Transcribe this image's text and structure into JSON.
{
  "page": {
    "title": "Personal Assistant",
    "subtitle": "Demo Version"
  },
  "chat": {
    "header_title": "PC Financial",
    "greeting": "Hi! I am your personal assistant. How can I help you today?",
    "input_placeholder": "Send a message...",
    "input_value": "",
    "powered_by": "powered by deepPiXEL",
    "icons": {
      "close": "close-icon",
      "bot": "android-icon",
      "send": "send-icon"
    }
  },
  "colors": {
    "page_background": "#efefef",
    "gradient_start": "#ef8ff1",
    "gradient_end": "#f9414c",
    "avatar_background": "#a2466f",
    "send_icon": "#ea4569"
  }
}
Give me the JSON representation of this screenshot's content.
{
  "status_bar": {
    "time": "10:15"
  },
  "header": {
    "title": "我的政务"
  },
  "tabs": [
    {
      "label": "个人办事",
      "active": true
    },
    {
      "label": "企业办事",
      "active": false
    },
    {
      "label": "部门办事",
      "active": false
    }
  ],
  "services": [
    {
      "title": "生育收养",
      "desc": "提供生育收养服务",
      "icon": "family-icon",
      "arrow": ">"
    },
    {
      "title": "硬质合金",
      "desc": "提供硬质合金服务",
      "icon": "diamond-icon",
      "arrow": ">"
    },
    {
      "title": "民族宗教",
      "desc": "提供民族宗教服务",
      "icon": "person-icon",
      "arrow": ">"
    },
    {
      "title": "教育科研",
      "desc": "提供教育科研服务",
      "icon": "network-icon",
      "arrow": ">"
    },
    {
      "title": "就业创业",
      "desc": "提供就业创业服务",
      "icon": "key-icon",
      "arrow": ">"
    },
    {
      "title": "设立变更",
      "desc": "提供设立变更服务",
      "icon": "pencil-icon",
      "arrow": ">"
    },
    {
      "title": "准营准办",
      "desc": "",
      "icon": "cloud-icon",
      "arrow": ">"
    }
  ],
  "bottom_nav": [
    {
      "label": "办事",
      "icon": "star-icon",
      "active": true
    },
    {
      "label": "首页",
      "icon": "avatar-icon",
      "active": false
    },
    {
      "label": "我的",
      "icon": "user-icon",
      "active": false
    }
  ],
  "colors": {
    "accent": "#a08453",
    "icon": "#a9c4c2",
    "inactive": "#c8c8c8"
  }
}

WHAT TO DO:
Reproduce all data above, unchanged.

EXPECTED ANSWER:
Transcribe this image's text and structure into JSON.
{
  "page": {
    "title": "Personal Assistant",
    "subtitle": "Demo Version"
  },
  "chat": {
    "header_title": "PC Financial",
    "greeting": "Hi! I am your personal assistant. How can I help you today?",
    "input_placeholder": "Send a message...",
    "input_value": "",
    "powered_by": "powered by deepPiXEL",
    "icons": {
      "close": "close-icon",
      "bot": "android-icon",
      "send": "send-icon"
    }
  },
  "colors": {
    "page_background": "#efefef",
    "gradient_start": "#ef8ff1",
    "gradient_end": "#f9414c",
    "avatar_background": "#a2466f",
    "send_icon": "#ea4569"
  }
}
Give me the JSON representation of this screenshot's content.
{
  "status_bar": {
    "time": "10:15"
  },
  "header": {
    "title": "我的政务"
  },
  "tabs": [
    {
      "label": "个人办事",
      "active": true
    },
    {
      "label": "企业办事",
      "active": false
    },
    {
      "label": "部门办事",
      "active": false
    }
  ],
  "services": [
    {
      "title": "生育收养",
      "desc": "提供生育收养服务",
      "icon": "family-icon",
      "arrow": ">"
    },
    {
      "title": "硬质合金",
      "desc": "提供硬质合金服务",
      "icon": "diamond-icon",
      "arrow": ">"
    },
    {
      "title": "民族宗教",
      "desc": "提供民族宗教服务",
      "icon": "person-icon",
      "arrow": ">"
    },
    {
      "title": "教育科研",
      "desc": "提供教育科研服务",
      "icon": "network-icon",
      "arrow": ">"
    },
    {
      "title": "就业创业",
      "desc": "提供就业创业服务",
      "icon": "key-icon",
      "arrow": ">"
    },
    {
      "title": "设立变更",
      "desc": "提供设立变更服务",
      "icon": "pencil-icon",
      "arrow": ">"
    },
    {
      "title": "准营准办",
      "desc": "",
      "icon": "cloud-icon",
      "arrow": ">"
    }
  ],
  "bottom_nav": [
    {
      "label": "办事",
      "icon": "star-icon",
      "active": true
    },
    {
      "label": "首页",
      "icon": "avatar-icon",
      "active": false
    },
    {
      "label": "我的",
      "icon": "user-icon",
      "active": false
    }
  ],
  "colors": {
    "accent": "#a08453",
    "icon": "#a9c4c2",
    "inactive": "#c8c8c8"
  }
}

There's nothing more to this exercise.